# Aim
Without changing a character, return the entries, but not the images they hold.

━━ Raw data

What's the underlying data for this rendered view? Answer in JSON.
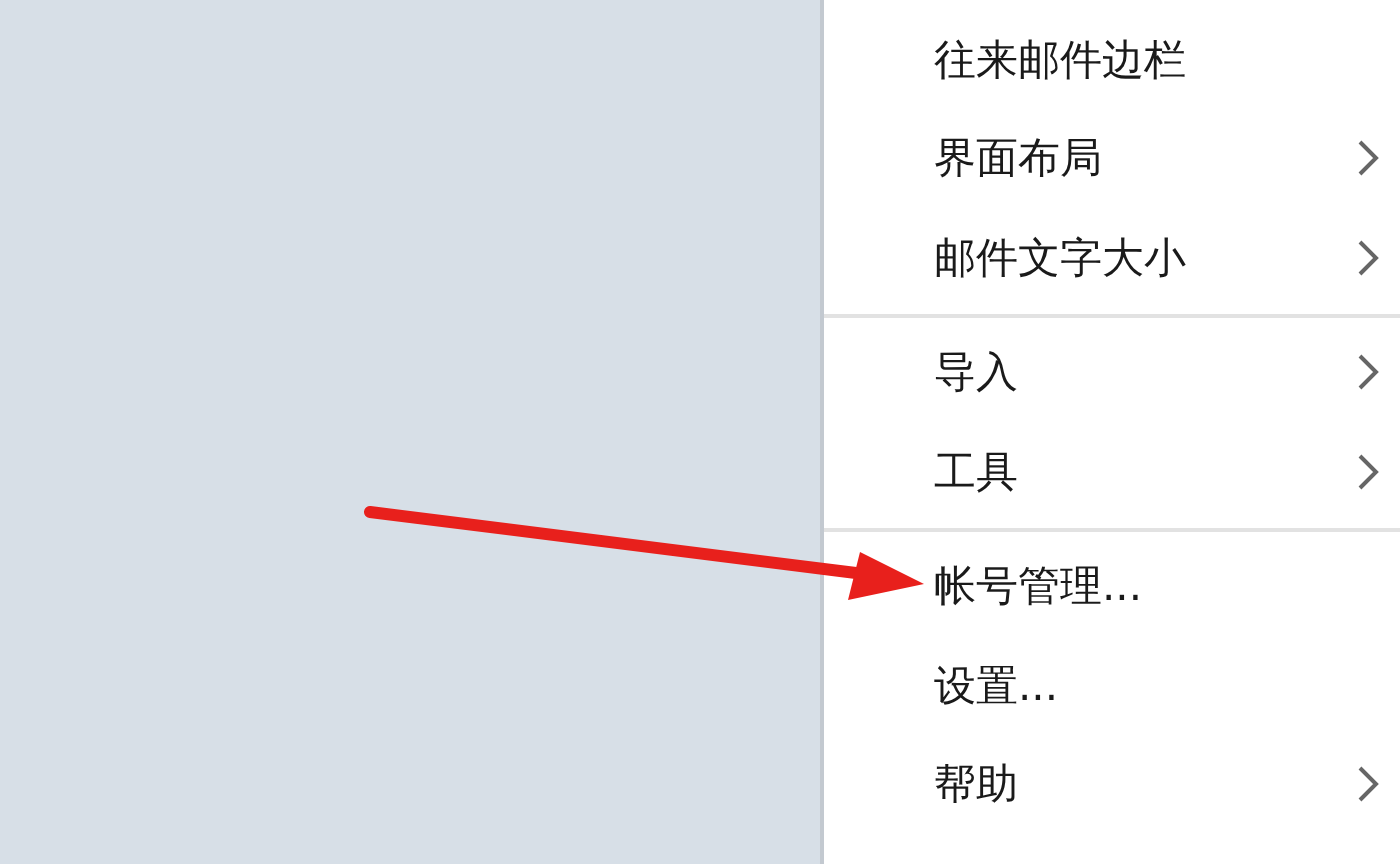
{
  "menu": {
    "groups": [
      {
        "items": [
          {
            "label": "往来邮件边栏",
            "submenu": false
          },
          {
            "label": "界面布局",
            "submenu": true
          },
          {
            "label": "邮件文字大小",
            "submenu": true
          }
        ]
      },
      {
        "items": [
          {
            "label": "导入",
            "submenu": true
          },
          {
            "label": "工具",
            "submenu": true
          }
        ]
      },
      {
        "items": [
          {
            "label": "帐号管理...",
            "submenu": false
          },
          {
            "label": "设置...",
            "submenu": false
          },
          {
            "label": "帮助",
            "submenu": true
          }
        ]
      }
    ]
  },
  "annotation": {
    "kind": "arrow"
  }
}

━━━━

# Exercise solution
What's the underlying data for this rendered view? Answer in JSON.
{
  "menu": {
    "groups": [
      {
        "items": [
          {
            "label": "往来邮件边栏",
            "submenu": false
          },
          {
            "label": "界面布局",
            "submenu": true
          },
          {
            "label": "邮件文字大小",
            "submenu": true
          }
        ]
      },
      {
        "items": [
          {
            "label": "导入",
            "submenu": true
          },
          {
            "label": "工具",
            "submenu": true
          }
        ]
      },
      {
        "items": [
          {
            "label": "帐号管理...",
            "submenu": false
          },
          {
            "label": "设置...",
            "submenu": false
          },
          {
            "label": "帮助",
            "submenu": true
          }
        ]
      }
    ]
  },
  "annotation": {
    "kind": "arrow"
  }
}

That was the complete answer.